• _The exercise_: Rename every "interactable" in the data below to "clickable" and keep everything else the same. Please leave the pictures out of your answer.

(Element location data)

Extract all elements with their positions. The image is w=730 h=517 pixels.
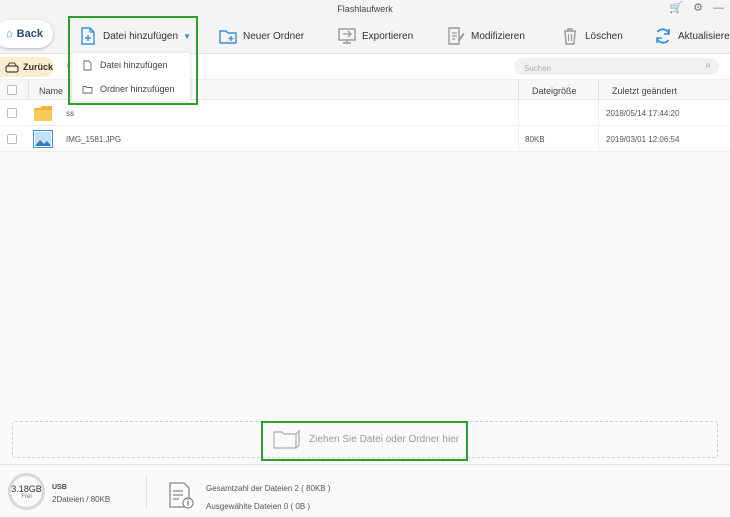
select-all-checkbox[interactable]	[7, 85, 17, 95]
file-info-icon	[169, 482, 194, 509]
new-folder-button[interactable]: Neuer Ordner	[218, 22, 304, 50]
modify-label: Modifizieren	[471, 30, 525, 42]
home-icon: ⌂	[6, 28, 13, 40]
cart-icon[interactable]: 🛒	[669, 1, 683, 14]
export-icon	[337, 26, 357, 46]
minimize-icon[interactable]: —	[713, 2, 724, 14]
drop-zone-highlight	[261, 421, 468, 461]
settings-icon[interactable]: ⚙	[693, 1, 703, 14]
row-modified: 2018/05/14 17:44:20	[606, 109, 680, 118]
trash-icon	[560, 26, 580, 46]
export-label: Exportieren	[362, 30, 414, 42]
modify-button[interactable]: Modifizieren	[446, 22, 525, 50]
files-summary: 2Dateien / 80KB	[52, 495, 111, 504]
window-title: Flashlaufwerk	[337, 4, 393, 14]
zuruck-label: Zurück	[23, 62, 54, 72]
search-box[interactable]: ⌕	[514, 58, 719, 77]
add-file-menu-highlight	[68, 16, 198, 105]
refresh-icon	[653, 26, 673, 46]
device-label: USB	[52, 484, 67, 491]
refresh-button[interactable]: Aktualisieren	[653, 22, 730, 50]
table-row[interactable]: IMG_1581.JPG 80KB 2019/03/01 12:06:54	[0, 126, 730, 152]
selected-files-text: Ausgewählte Dateien 0 ( 0B )	[206, 502, 311, 511]
disk-free-label: Frei	[21, 493, 32, 500]
column-header-modified[interactable]: Zuletzt geändert	[612, 86, 677, 96]
column-header-size[interactable]: Dateigröße	[532, 86, 577, 96]
search-input[interactable]	[514, 60, 719, 77]
back-button[interactable]: ⌂ Back	[0, 20, 53, 48]
disk-free-size: 3.18GB	[11, 483, 42, 494]
row-checkbox[interactable]	[7, 108, 17, 118]
column-header-name[interactable]: Name	[39, 86, 63, 96]
row-name: IMG_1581.JPG	[66, 135, 122, 144]
delete-label: Löschen	[585, 30, 623, 42]
new-folder-label: Neuer Ordner	[243, 30, 305, 42]
edit-icon	[446, 26, 466, 46]
back-button-label: Back	[16, 28, 43, 40]
row-name: ss	[66, 109, 74, 118]
delete-button[interactable]: Löschen	[560, 22, 623, 50]
search-icon[interactable]: ⌕	[705, 60, 711, 71]
status-bar: 3.18GB Frei USB 2Dateien / 80KB Gesamtza…	[0, 464, 730, 517]
row-modified: 2019/03/01 12:06:54	[606, 135, 680, 144]
refresh-label: Aktualisieren	[678, 30, 730, 42]
image-file-icon	[33, 130, 53, 148]
disk-usage-indicator: 3.18GB Frei	[8, 473, 45, 510]
row-size: 80KB	[525, 135, 545, 144]
zuruck-button[interactable]: Zurück	[0, 57, 54, 77]
new-folder-icon	[218, 26, 238, 46]
row-checkbox[interactable]	[7, 134, 17, 144]
total-files-text: Gesamtzahl der Dateien 2 ( 80KB )	[206, 484, 331, 493]
folder-icon	[34, 106, 52, 121]
drive-icon	[5, 61, 19, 73]
export-button[interactable]: Exportieren	[337, 22, 413, 50]
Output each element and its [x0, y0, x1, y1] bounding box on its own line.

• _Response to the exercise_:
Extract all elements with their positions. The image is w=730 h=517 pixels.
select-all-checkbox[clickable]	[7, 85, 17, 95]
file-info-icon	[169, 482, 194, 509]
new-folder-button[clickable]: Neuer Ordner	[218, 22, 304, 50]
modify-label: Modifizieren	[471, 30, 525, 42]
home-icon: ⌂	[6, 28, 13, 40]
cart-icon[clickable]: 🛒	[669, 1, 683, 14]
export-icon	[337, 26, 357, 46]
minimize-icon[clickable]: —	[713, 2, 724, 14]
drop-zone-highlight	[261, 421, 468, 461]
settings-icon[clickable]: ⚙	[693, 1, 703, 14]
row-modified: 2018/05/14 17:44:20	[606, 109, 680, 118]
trash-icon	[560, 26, 580, 46]
export-label: Exportieren	[362, 30, 414, 42]
modify-button[clickable]: Modifizieren	[446, 22, 525, 50]
files-summary: 2Dateien / 80KB	[52, 495, 111, 504]
window-title: Flashlaufwerk	[337, 4, 393, 14]
zuruck-label: Zurück	[23, 62, 54, 72]
search-box[clickable]: ⌕	[514, 58, 719, 77]
add-file-menu-highlight	[68, 16, 198, 105]
refresh-icon	[653, 26, 673, 46]
device-label: USB	[52, 484, 67, 491]
refresh-button[clickable]: Aktualisieren	[653, 22, 730, 50]
table-row[clickable]: IMG_1581.JPG 80KB 2019/03/01 12:06:54	[0, 126, 730, 152]
selected-files-text: Ausgewählte Dateien 0 ( 0B )	[206, 502, 311, 511]
disk-free-label: Frei	[21, 493, 32, 500]
column-header-modified[clickable]: Zuletzt geändert	[612, 86, 677, 96]
column-header-size[clickable]: Dateigröße	[532, 86, 577, 96]
search-input[clickable]	[514, 60, 719, 77]
back-button[clickable]: ⌂ Back	[0, 20, 53, 48]
disk-free-size: 3.18GB	[11, 483, 42, 494]
row-checkbox[clickable]	[7, 108, 17, 118]
column-header-name[clickable]: Name	[39, 86, 63, 96]
row-name: IMG_1581.JPG	[66, 135, 122, 144]
delete-label: Löschen	[585, 30, 623, 42]
new-folder-label: Neuer Ordner	[243, 30, 305, 42]
edit-icon	[446, 26, 466, 46]
back-button-label: Back	[16, 28, 43, 40]
row-name: ss	[66, 109, 74, 118]
delete-button[clickable]: Löschen	[560, 22, 623, 50]
search-icon[clickable]: ⌕	[705, 60, 711, 71]
status-bar: 3.18GB Frei USB 2Dateien / 80KB Gesamtza…	[0, 464, 730, 517]
row-modified: 2019/03/01 12:06:54	[606, 135, 680, 144]
refresh-label: Aktualisieren	[678, 30, 730, 42]
image-file-icon	[33, 130, 53, 148]
disk-usage-indicator: 3.18GB Frei	[8, 473, 45, 510]
row-size: 80KB	[525, 135, 545, 144]
zuruck-button[clickable]: Zurück	[0, 57, 54, 77]
new-folder-icon	[218, 26, 238, 46]
row-checkbox[clickable]	[7, 134, 17, 144]
total-files-text: Gesamtzahl der Dateien 2 ( 80KB )	[206, 484, 331, 493]
folder-icon	[34, 106, 52, 121]
drive-icon	[5, 61, 19, 73]
export-button[clickable]: Exportieren	[337, 22, 413, 50]
Output each element and its [x0, y0, x1, y1] bounding box on its own line.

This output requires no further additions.